Collected data
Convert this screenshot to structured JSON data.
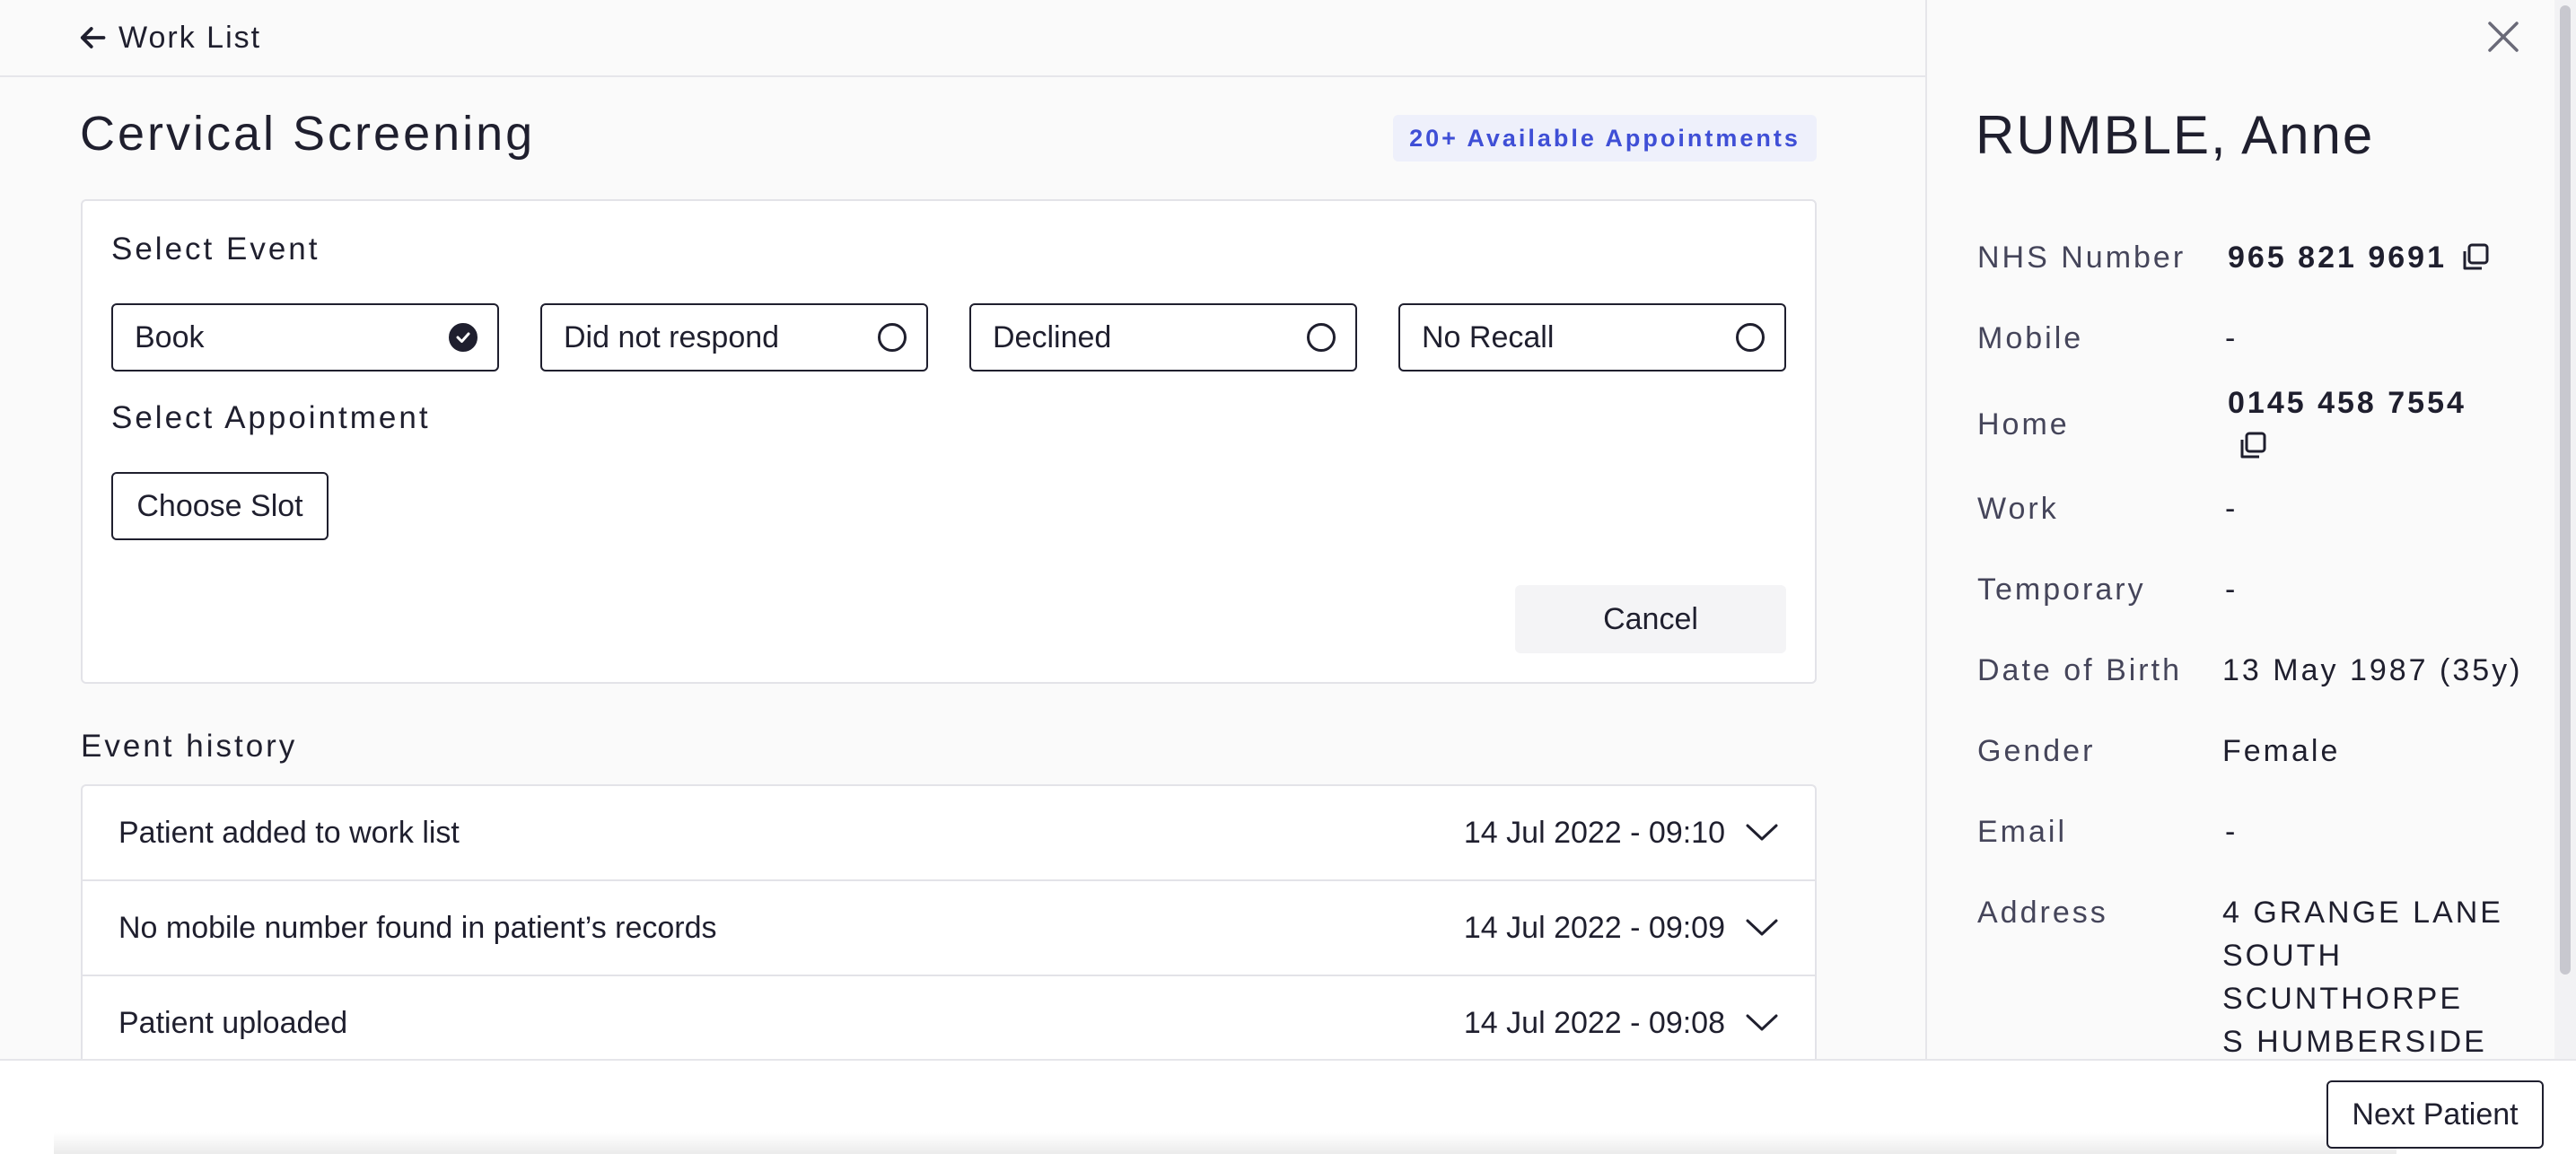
{
  "header": {
    "back_label": "Work List"
  },
  "main": {
    "title": "Cervical Screening",
    "badge": "20+ Available Appointments",
    "select_event_label": "Select Event",
    "event_options": [
      {
        "label": "Book",
        "selected": true
      },
      {
        "label": "Did not respond",
        "selected": false
      },
      {
        "label": "Declined",
        "selected": false
      },
      {
        "label": "No Recall",
        "selected": false
      }
    ],
    "select_appointment_label": "Select Appointment",
    "choose_slot_label": "Choose Slot",
    "cancel_label": "Cancel"
  },
  "history": {
    "title": "Event history",
    "rows": [
      {
        "text": "Patient added to work list",
        "date": "14 Jul 2022 - 09:10"
      },
      {
        "text": "No mobile number found in patient’s records",
        "date": "14 Jul 2022 - 09:09"
      },
      {
        "text": "Patient uploaded",
        "date": "14 Jul 2022 - 09:08"
      }
    ]
  },
  "patient": {
    "name": "RUMBLE, Anne",
    "fields": {
      "nhs_number": {
        "label": "NHS Number",
        "value": "965 821 9691"
      },
      "mobile": {
        "label": "Mobile",
        "value": "-"
      },
      "home": {
        "label": "Home",
        "value": "0145 458 7554"
      },
      "work": {
        "label": "Work",
        "value": "-"
      },
      "temporary": {
        "label": "Temporary",
        "value": "-"
      },
      "dob": {
        "label": "Date of Birth",
        "value": "13 May 1987 (35y)"
      },
      "gender": {
        "label": "Gender",
        "value": "Female"
      },
      "email": {
        "label": "Email",
        "value": "-"
      },
      "address": {
        "label": "Address",
        "lines": [
          "4 GRANGE LANE",
          "SOUTH",
          "SCUNTHORPE",
          "S HUMBERSIDE"
        ]
      }
    }
  },
  "footer": {
    "next_patient_label": "Next Patient"
  },
  "colors": {
    "accent": "#3f4fd6",
    "badge_bg": "#eef0fb",
    "text": "#1f1f2e"
  }
}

* [Short exercise]:
Print all the records again exactly; do not include any picture.

* [Task solution]:
Convert this screenshot to structured JSON data.
{
  "header": {
    "back_label": "Work List"
  },
  "main": {
    "title": "Cervical Screening",
    "badge": "20+ Available Appointments",
    "select_event_label": "Select Event",
    "event_options": [
      {
        "label": "Book",
        "selected": true
      },
      {
        "label": "Did not respond",
        "selected": false
      },
      {
        "label": "Declined",
        "selected": false
      },
      {
        "label": "No Recall",
        "selected": false
      }
    ],
    "select_appointment_label": "Select Appointment",
    "choose_slot_label": "Choose Slot",
    "cancel_label": "Cancel"
  },
  "history": {
    "title": "Event history",
    "rows": [
      {
        "text": "Patient added to work list",
        "date": "14 Jul 2022 - 09:10"
      },
      {
        "text": "No mobile number found in patient’s records",
        "date": "14 Jul 2022 - 09:09"
      },
      {
        "text": "Patient uploaded",
        "date": "14 Jul 2022 - 09:08"
      }
    ]
  },
  "patient": {
    "name": "RUMBLE, Anne",
    "fields": {
      "nhs_number": {
        "label": "NHS Number",
        "value": "965 821 9691"
      },
      "mobile": {
        "label": "Mobile",
        "value": "-"
      },
      "home": {
        "label": "Home",
        "value": "0145 458 7554"
      },
      "work": {
        "label": "Work",
        "value": "-"
      },
      "temporary": {
        "label": "Temporary",
        "value": "-"
      },
      "dob": {
        "label": "Date of Birth",
        "value": "13 May 1987 (35y)"
      },
      "gender": {
        "label": "Gender",
        "value": "Female"
      },
      "email": {
        "label": "Email",
        "value": "-"
      },
      "address": {
        "label": "Address",
        "lines": [
          "4 GRANGE LANE",
          "SOUTH",
          "SCUNTHORPE",
          "S HUMBERSIDE"
        ]
      }
    }
  },
  "footer": {
    "next_patient_label": "Next Patient"
  },
  "colors": {
    "accent": "#3f4fd6",
    "badge_bg": "#eef0fb",
    "text": "#1f1f2e"
  }
}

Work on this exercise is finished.